> _Problem requirements_:
Below is some material; transcribe all of it exactly.

> _Dataset content_:
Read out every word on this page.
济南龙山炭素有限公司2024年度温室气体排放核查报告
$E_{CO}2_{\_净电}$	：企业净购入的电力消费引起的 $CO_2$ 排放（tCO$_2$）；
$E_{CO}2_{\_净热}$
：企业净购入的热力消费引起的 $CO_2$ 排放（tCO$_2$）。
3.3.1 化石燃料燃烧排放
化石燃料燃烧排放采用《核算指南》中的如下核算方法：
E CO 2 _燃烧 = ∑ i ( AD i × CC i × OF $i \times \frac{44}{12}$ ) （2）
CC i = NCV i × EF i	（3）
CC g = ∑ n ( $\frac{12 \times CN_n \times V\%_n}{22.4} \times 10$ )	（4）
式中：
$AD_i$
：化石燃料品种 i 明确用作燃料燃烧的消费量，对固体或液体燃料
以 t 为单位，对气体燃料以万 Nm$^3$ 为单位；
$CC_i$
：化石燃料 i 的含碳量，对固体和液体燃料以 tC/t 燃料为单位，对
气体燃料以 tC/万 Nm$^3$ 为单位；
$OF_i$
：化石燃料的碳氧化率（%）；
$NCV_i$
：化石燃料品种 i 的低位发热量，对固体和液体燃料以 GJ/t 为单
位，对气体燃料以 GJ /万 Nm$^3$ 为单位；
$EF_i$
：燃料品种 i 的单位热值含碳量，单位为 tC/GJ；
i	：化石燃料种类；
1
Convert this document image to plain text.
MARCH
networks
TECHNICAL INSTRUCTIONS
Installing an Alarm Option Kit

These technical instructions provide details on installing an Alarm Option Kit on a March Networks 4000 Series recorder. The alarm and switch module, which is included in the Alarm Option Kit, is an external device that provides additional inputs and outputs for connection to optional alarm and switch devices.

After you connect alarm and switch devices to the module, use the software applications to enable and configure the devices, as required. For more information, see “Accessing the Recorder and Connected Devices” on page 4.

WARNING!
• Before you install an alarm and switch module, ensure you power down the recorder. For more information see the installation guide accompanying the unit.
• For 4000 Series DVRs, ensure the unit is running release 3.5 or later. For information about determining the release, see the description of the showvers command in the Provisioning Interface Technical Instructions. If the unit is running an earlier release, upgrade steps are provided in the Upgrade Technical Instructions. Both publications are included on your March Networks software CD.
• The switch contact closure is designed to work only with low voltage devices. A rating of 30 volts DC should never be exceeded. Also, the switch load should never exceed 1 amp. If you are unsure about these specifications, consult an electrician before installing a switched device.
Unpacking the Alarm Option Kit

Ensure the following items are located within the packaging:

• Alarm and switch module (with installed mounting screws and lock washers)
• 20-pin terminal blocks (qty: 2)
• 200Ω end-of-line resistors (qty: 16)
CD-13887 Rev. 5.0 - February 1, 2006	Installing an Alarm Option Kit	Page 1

> _Result of the exercise_:
Read out every word on this page.
济南龙山炭素有限公司2024年度温室气体排放核查报告
$E_{CO}2_{\_净电}$	：企业净购入的电力消费引起的 $CO_2$ 排放（tCO$_2$）；
$E_{CO}2_{\_净热}$
：企业净购入的热力消费引起的 $CO_2$ 排放（tCO$_2$）。
3.3.1 化石燃料燃烧排放
化石燃料燃烧排放采用《核算指南》中的如下核算方法：
E CO 2 _燃烧 = ∑ i ( AD i × CC i × OF $i \times \frac{44}{12}$ ) （2）
CC i = NCV i × EF i	（3）
CC g = ∑ n ( $\frac{12 \times CN_n \times V\%_n}{22.4} \times 10$ )	（4）
式中：
$AD_i$
：化石燃料品种 i 明确用作燃料燃烧的消费量，对固体或液体燃料
以 t 为单位，对气体燃料以万 Nm$^3$ 为单位；
$CC_i$
：化石燃料 i 的含碳量，对固体和液体燃料以 tC/t 燃料为单位，对
气体燃料以 tC/万 Nm$^3$ 为单位；
$OF_i$
：化石燃料的碳氧化率（%）；
$NCV_i$
：化石燃料品种 i 的低位发热量，对固体和液体燃料以 GJ/t 为单
位，对气体燃料以 GJ /万 Nm$^3$ 为单位；
$EF_i$
：燃料品种 i 的单位热值含碳量，单位为 tC/GJ；
i	：化石燃料种类；
1
Convert this document image to plain text.
MARCH
networks
TECHNICAL INSTRUCTIONS
Installing an Alarm Option Kit

These technical instructions provide details on installing an Alarm Option Kit on a March Networks 4000 Series recorder. The alarm and switch module, which is included in the Alarm Option Kit, is an external device that provides additional inputs and outputs for connection to optional alarm and switch devices.

After you connect alarm and switch devices to the module, use the software applications to enable and configure the devices, as required. For more information, see “Accessing the Recorder and Connected Devices” on page 4.

WARNING!
• Before you install an alarm and switch module, ensure you power down the recorder. For more information see the installation guide accompanying the unit.
• For 4000 Series DVRs, ensure the unit is running release 3.5 or later. For information about determining the release, see the description of the showvers command in the Provisioning Interface Technical Instructions. If the unit is running an earlier release, upgrade steps are provided in the Upgrade Technical Instructions. Both publications are included on your March Networks software CD.
• The switch contact closure is designed to work only with low voltage devices. A rating of 30 volts DC should never be exceeded. Also, the switch load should never exceed 1 amp. If you are unsure about these specifications, consult an electrician before installing a switched device.
Unpacking the Alarm Option Kit

Ensure the following items are located within the packaging:

• Alarm and switch module (with installed mounting screws and lock washers)
• 20-pin terminal blocks (qty: 2)
• 200Ω end-of-line resistors (qty: 16)
CD-13887 Rev. 5.0 - February 1, 2006	Installing an Alarm Option Kit	Page 1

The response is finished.